§ What is required:
The entries need to be copied exactly.

(Records from a data collection)
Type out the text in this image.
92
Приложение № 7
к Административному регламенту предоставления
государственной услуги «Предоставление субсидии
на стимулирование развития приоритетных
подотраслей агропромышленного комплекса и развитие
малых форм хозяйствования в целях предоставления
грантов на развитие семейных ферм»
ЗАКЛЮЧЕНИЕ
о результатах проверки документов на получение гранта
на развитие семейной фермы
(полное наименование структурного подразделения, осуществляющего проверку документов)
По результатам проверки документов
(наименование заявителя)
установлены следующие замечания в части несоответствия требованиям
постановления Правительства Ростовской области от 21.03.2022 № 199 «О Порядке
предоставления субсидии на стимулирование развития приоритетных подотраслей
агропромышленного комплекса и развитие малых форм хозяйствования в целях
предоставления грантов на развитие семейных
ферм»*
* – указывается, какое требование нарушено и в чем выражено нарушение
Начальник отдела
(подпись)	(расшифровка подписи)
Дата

§ Expected answer:
Type out the text in this image.
92
Приложение № 7
к Административному регламенту предоставления
государственной услуги «Предоставление субсидии
на стимулирование развития приоритетных
подотраслей агропромышленного комплекса и развитие
малых форм хозяйствования в целях предоставления
грантов на развитие семейных ферм»
ЗАКЛЮЧЕНИЕ
о результатах проверки документов на получение гранта
на развитие семейной фермы
(полное наименование структурного подразделения, осуществляющего проверку документов)
По результатам проверки документов
(наименование заявителя)
установлены следующие замечания в части несоответствия требованиям
постановления Правительства Ростовской области от 21.03.2022 № 199 «О Порядке
предоставления субсидии на стимулирование развития приоритетных подотраслей
агропромышленного комплекса и развитие малых форм хозяйствования в целях
предоставления грантов на развитие семейных
ферм»*
* – указывается, какое требование нарушено и в чем выражено нарушение
Начальник отдела
(подпись)	(расшифровка подписи)
Дата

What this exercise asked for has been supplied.